+++ TEXT EXCERPT +++

Dexter breaks into Travis' house and discovers his research, concluding he is involved in the murders. He later returns to attack him and question him. Travis explains that Gellar is the person in charge and he is frustrated that he cannot do it himself. This prompts Dexter to spare him and leave, but he continues following him. As he opens his shop, Brother Sam is shot by an unknown assailant.

==Production==
===Development===
The episode was written by co-producer Scott Reynolds, and was directed by S. J. Clarkson. This was Reynolds' sixth writing credit, and Clarkson's third directing credit.

==Reception==
===Viewers===
In its original American broadcast, "The Angel of Death" was seen by an estimated 1.80 million household viewers with a 0.8 in the 18–49 demographics. This means that 0.8 percent of all households with televisions watched the episode. This was a slight decrease in viewership from the previous episode, which was watched by an estimated 1.89 million household viewers with a 0.9 in the 18–49 demographics.

===Critical reviews===
"The Angel of Death" received mixed-to-positive reviews. Matt Fowler of IGN gave the episode a "great" 8 out of 10, and wrote, "Dexter continued to stay a bit stronger this week with "The Angel of Death." But what started out as a grand "hunt" ended with a big, nonsensical fumble."

Joshua Alston of The A.V. Club gave the episode a "C" grade and wrote, "Of all the things that surprised me about "The Angel Of Death," perhaps the thing I found most surprising is that it's only the fifth episode of the season. Maybe it's a superficial observation, but man alive, am I the only person who feels like this season of Dexter must have started back when Greece was financially solvent? A guy could be forgiven for thinking we were up to episode 10 or so, though I'm still trying to put my finger on why it feels that way."

Richard Rys of Vulture wrote, "If someone told you that we'd go two weeks in a row without seeing Dexter dump body parts off his boat, you'd probably say that's a bad sign of where this season is headed. Yet last night was the second consecutive kill-free episode that was still completely satisfying." Price Peterson of TV.com wrote, "While "The Angel of Death" certainly had its moments, this episode was exactly the sort of mid-season wheel-spinning that every season of Dexter has indulged in. So in other words, it was kind of a bummer, but there were still some highlights."

Chase Gamradt of BuddyTV wrote, "I'm sad that Brother Sam is dead because I was really liking him as a character. I think the world needs more Mos Def." Ian Grey of Salon wrote, "Long-suffering Season 6 viewers were spared the nonstop God talk and general religiosity on Dexter last night. Director S.J. Clarkson brought a sinuous sense of purposeful movement, mood and narrative flow."

+++ DATASET ENTRIES +++

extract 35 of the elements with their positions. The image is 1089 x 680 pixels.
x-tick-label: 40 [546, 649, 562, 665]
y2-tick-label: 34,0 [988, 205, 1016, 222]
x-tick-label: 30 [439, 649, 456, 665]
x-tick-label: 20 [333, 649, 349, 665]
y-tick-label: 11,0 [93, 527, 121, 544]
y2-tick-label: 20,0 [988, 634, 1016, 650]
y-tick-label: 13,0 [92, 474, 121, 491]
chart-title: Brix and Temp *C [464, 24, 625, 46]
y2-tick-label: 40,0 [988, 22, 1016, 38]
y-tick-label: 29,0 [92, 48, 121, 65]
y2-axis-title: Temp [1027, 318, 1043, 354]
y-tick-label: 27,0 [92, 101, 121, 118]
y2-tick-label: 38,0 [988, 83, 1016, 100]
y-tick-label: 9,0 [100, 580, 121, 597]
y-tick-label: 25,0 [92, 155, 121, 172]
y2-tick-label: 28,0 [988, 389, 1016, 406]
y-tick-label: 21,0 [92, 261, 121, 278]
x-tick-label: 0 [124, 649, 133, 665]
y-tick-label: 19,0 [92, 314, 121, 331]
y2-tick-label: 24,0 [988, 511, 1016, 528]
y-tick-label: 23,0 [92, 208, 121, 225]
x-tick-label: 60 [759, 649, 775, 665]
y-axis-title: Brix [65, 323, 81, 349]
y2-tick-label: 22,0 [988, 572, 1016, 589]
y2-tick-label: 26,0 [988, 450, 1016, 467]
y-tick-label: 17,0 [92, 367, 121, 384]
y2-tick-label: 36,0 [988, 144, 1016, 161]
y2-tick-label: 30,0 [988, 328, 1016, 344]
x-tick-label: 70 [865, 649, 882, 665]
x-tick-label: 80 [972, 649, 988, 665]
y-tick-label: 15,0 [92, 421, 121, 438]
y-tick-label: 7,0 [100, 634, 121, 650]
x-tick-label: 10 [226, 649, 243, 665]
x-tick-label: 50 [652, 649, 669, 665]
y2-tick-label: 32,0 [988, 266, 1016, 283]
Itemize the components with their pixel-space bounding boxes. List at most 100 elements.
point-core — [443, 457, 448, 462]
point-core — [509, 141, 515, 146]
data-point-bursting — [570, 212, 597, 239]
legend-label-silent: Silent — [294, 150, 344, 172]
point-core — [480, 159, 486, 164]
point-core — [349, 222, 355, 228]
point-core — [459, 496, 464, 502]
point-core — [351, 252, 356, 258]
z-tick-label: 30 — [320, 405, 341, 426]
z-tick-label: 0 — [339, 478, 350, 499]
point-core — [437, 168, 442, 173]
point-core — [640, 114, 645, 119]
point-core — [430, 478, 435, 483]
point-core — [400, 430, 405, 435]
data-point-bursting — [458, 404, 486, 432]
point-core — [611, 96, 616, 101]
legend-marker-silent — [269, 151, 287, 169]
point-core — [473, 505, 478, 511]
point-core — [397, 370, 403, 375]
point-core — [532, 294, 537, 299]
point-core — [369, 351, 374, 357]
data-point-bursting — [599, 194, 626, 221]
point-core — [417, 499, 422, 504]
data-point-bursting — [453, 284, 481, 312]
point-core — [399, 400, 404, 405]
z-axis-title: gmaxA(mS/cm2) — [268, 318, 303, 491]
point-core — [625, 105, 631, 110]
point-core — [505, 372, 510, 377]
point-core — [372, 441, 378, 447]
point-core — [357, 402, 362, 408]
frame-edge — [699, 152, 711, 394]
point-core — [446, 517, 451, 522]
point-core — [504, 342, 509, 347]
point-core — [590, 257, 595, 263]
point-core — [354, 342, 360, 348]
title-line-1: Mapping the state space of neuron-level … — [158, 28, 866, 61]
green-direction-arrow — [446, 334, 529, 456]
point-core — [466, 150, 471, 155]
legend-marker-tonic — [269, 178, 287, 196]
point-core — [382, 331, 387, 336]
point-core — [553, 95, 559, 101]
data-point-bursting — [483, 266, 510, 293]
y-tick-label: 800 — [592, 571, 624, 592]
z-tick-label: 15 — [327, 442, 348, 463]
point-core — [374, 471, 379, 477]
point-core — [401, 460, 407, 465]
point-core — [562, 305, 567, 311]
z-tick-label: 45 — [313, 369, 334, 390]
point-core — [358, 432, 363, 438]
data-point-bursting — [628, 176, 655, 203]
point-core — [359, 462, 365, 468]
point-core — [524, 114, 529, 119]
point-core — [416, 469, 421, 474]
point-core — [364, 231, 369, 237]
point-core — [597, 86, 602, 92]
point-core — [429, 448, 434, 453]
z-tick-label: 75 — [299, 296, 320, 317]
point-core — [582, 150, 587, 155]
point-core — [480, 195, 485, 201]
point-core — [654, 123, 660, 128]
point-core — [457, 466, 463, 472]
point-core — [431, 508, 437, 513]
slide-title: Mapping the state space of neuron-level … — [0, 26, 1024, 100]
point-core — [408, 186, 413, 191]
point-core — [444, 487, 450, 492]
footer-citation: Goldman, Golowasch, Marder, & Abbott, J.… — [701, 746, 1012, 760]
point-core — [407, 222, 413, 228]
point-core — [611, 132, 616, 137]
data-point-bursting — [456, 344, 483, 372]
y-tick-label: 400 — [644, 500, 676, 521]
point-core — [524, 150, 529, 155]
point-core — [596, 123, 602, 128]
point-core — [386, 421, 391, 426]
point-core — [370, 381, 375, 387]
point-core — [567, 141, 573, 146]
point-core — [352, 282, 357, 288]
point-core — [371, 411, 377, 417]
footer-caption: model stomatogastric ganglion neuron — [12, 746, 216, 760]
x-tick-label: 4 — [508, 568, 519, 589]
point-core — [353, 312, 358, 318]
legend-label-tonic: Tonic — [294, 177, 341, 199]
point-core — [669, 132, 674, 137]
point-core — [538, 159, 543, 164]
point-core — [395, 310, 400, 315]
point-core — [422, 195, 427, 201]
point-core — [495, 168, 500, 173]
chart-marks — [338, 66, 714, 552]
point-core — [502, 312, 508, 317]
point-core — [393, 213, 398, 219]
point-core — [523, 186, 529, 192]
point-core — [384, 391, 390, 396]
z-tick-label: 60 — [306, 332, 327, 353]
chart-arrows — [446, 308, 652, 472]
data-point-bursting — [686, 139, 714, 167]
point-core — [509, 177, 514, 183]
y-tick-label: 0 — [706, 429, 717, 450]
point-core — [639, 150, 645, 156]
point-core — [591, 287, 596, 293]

+++

**BRIEF:** In the Dexter episode text, who directed "The Angel of Death"? The entries have no connection to the text.

**SOLVED PROBLEM:** S. J. Clarkson directed it.